▶ **Aim**:
Print the entries verbatim, leaving out the images they contain.

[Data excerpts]
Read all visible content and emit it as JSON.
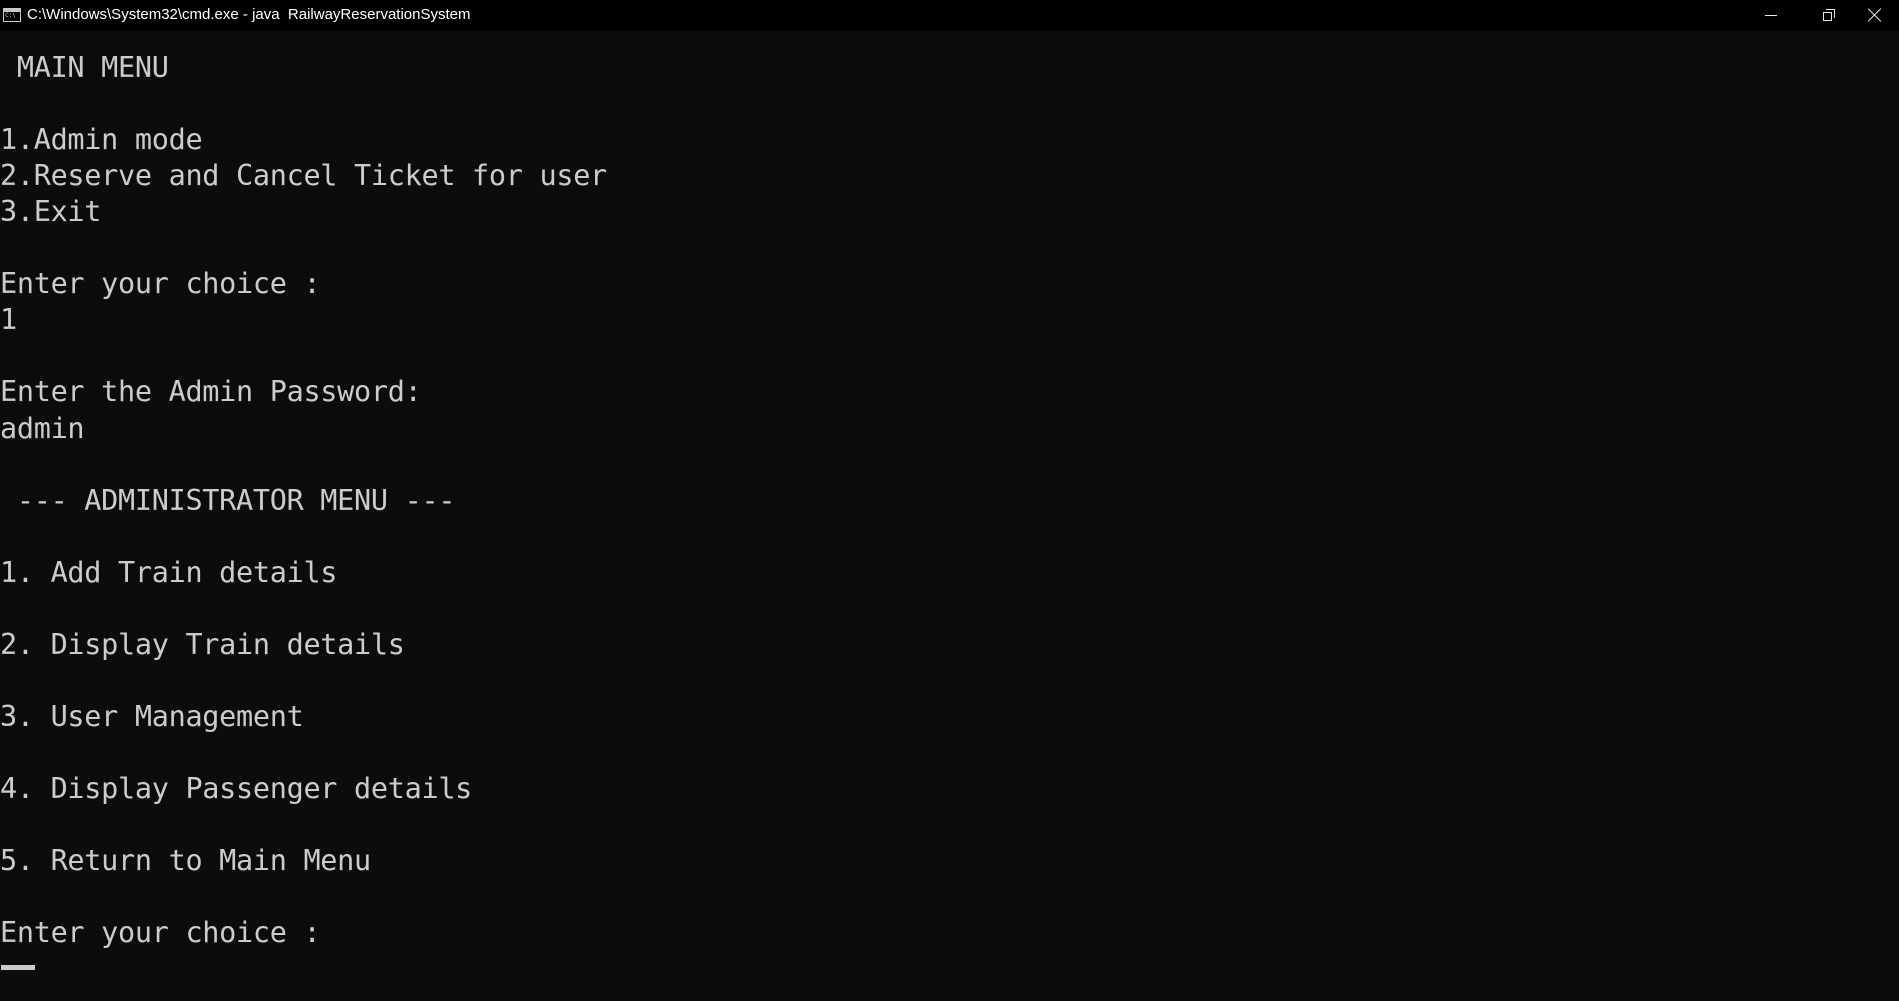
{
  "window": {
    "title": "C:\\Windows\\System32\\cmd.exe - java  RailwayReservationSystem",
    "icon": "cmd-icon",
    "controls": {
      "minimize_icon": "minimize-icon",
      "maximize_icon": "restore-icon",
      "close_icon": "close-icon"
    }
  },
  "colors": {
    "background": "#0c0c0c",
    "text": "#cccccc",
    "titlebar": "#000000"
  },
  "console": {
    "lines": [
      " MAIN MENU",
      "",
      "1.Admin mode",
      "2.Reserve and Cancel Ticket for user",
      "3.Exit",
      "",
      "Enter your choice :",
      "1",
      "",
      "Enter the Admin Password:",
      "admin",
      "",
      " --- ADMINISTRATOR MENU ---",
      "",
      "1. Add Train details",
      "",
      "2. Display Train details",
      "",
      "3. User Management",
      "",
      "4. Display Passenger details",
      "",
      "5. Return to Main Menu",
      "",
      "Enter your choice :"
    ]
  }
}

▶ **Completed exercise**:
Read all visible content and emit it as JSON.
{
  "window": {
    "title": "C:\\Windows\\System32\\cmd.exe - java  RailwayReservationSystem",
    "icon": "cmd-icon",
    "controls": {
      "minimize_icon": "minimize-icon",
      "maximize_icon": "restore-icon",
      "close_icon": "close-icon"
    }
  },
  "colors": {
    "background": "#0c0c0c",
    "text": "#cccccc",
    "titlebar": "#000000"
  },
  "console": {
    "lines": [
      " MAIN MENU",
      "",
      "1.Admin mode",
      "2.Reserve and Cancel Ticket for user",
      "3.Exit",
      "",
      "Enter your choice :",
      "1",
      "",
      "Enter the Admin Password:",
      "admin",
      "",
      " --- ADMINISTRATOR MENU ---",
      "",
      "1. Add Train details",
      "",
      "2. Display Train details",
      "",
      "3. User Management",
      "",
      "4. Display Passenger details",
      "",
      "5. Return to Main Menu",
      "",
      "Enter your choice :"
    ]
  }
}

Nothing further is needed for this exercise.